Work to be completed: Search the material below for the word "page". Copy every line that has it.
** Start **
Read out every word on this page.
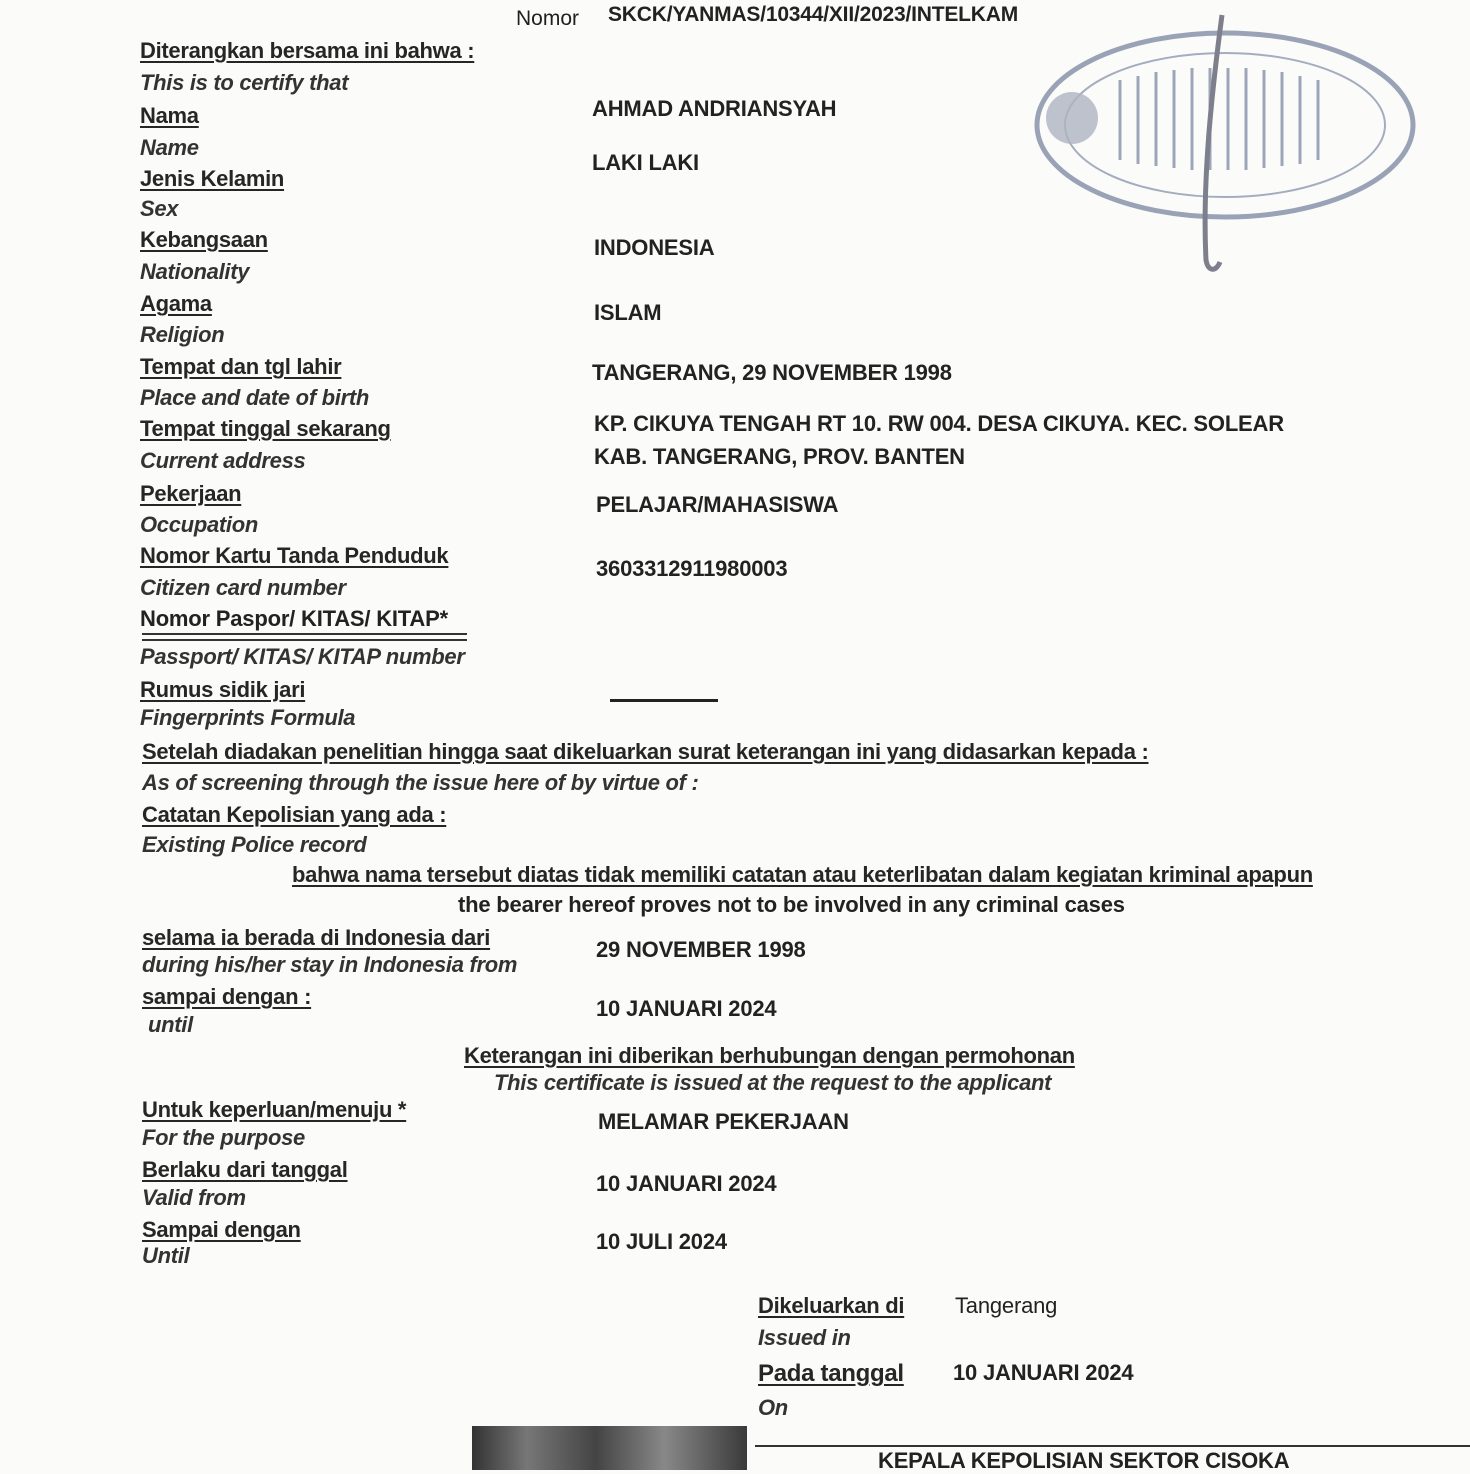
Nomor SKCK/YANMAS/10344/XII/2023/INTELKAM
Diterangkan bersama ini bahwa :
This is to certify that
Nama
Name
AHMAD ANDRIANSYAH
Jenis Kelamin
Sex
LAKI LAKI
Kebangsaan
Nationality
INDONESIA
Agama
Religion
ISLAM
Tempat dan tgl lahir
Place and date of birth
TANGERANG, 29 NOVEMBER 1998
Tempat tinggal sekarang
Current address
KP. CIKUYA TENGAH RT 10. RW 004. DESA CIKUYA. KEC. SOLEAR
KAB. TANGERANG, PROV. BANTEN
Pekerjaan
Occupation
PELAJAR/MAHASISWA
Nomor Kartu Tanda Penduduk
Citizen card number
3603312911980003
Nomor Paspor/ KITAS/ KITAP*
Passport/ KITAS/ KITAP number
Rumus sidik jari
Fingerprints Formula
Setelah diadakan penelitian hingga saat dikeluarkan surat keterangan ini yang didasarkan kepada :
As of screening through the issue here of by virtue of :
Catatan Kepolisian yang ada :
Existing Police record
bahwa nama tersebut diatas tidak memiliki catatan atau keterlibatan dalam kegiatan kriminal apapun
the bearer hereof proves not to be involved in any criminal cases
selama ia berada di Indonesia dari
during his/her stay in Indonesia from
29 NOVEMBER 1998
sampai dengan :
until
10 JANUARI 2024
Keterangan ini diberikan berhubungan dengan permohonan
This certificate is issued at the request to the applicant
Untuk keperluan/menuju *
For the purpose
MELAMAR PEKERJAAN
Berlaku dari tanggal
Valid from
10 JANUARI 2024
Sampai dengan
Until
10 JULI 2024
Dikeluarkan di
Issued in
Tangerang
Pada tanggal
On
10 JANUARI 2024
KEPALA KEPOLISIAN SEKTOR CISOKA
** End **
** Start **
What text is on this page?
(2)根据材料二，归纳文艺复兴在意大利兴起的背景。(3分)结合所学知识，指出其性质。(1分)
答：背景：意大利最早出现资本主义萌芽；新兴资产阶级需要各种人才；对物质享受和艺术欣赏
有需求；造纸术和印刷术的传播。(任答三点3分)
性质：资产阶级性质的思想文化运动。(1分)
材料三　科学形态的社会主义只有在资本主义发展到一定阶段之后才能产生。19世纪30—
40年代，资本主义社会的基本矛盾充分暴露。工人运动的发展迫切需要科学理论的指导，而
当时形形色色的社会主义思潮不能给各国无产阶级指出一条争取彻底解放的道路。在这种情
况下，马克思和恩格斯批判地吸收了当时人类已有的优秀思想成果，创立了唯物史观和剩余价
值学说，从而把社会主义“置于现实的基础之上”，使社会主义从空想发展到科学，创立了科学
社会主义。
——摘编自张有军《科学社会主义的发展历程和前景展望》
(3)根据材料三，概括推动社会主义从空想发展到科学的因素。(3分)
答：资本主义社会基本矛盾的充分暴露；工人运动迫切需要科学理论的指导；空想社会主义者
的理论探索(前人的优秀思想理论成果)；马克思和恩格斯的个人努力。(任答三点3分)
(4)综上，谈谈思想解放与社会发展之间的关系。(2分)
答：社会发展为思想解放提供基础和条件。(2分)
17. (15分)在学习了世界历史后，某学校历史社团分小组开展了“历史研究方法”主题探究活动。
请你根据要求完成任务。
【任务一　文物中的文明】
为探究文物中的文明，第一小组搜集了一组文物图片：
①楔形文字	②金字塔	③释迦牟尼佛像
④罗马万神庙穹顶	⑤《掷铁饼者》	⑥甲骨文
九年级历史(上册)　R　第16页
** End **
** Start **
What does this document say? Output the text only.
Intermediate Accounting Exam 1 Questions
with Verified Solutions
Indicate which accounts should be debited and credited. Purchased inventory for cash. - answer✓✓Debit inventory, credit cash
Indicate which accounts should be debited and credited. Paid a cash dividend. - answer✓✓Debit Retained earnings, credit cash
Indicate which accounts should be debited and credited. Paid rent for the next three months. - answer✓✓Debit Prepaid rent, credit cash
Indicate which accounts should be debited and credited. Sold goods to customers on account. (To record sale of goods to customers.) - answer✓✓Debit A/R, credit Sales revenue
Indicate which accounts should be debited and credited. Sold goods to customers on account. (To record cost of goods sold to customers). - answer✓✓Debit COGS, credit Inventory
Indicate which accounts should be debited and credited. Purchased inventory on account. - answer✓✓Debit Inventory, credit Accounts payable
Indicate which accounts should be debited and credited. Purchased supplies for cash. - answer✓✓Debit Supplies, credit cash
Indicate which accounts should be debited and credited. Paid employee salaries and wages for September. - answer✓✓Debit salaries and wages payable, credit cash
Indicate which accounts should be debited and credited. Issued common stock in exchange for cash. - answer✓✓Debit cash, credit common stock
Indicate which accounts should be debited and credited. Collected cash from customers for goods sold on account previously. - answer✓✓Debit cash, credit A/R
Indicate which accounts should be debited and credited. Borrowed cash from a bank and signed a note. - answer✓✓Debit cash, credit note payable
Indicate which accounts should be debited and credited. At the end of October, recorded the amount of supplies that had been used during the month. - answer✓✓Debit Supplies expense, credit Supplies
** End **
Exercise output:
Read out every word on this page.
What text is on this page?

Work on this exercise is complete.